### Stored rows:
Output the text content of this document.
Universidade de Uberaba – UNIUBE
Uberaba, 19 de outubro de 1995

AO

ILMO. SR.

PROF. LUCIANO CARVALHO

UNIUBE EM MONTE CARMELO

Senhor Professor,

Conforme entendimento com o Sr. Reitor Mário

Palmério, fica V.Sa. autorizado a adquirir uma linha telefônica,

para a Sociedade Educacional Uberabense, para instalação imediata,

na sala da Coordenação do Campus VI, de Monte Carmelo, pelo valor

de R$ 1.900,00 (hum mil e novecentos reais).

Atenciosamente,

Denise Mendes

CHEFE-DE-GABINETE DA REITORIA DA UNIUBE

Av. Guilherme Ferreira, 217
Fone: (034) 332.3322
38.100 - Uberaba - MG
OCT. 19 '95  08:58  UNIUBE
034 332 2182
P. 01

### Short problem:
Using the data above, print every record exactly as shown.

### Full answer:
Output the text content of this document.
Universidade de Uberaba – UNIUBE
Uberaba, 19 de outubro de 1995

AO

ILMO. SR.

PROF. LUCIANO CARVALHO

UNIUBE EM MONTE CARMELO

Senhor Professor,

Conforme entendimento com o Sr. Reitor Mário

Palmério, fica V.Sa. autorizado a adquirir uma linha telefônica,

para a Sociedade Educacional Uberabense, para instalação imediata,

na sala da Coordenação do Campus VI, de Monte Carmelo, pelo valor

de R$ 1.900,00 (hum mil e novecentos reais).

Atenciosamente,

Denise Mendes

CHEFE-DE-GABINETE DA REITORIA DA UNIUBE

Av. Guilherme Ferreira, 217
Fone: (034) 332.3322
38.100 - Uberaba - MG
OCT. 19 '95  08:58  UNIUBE
034 332 2182
P. 01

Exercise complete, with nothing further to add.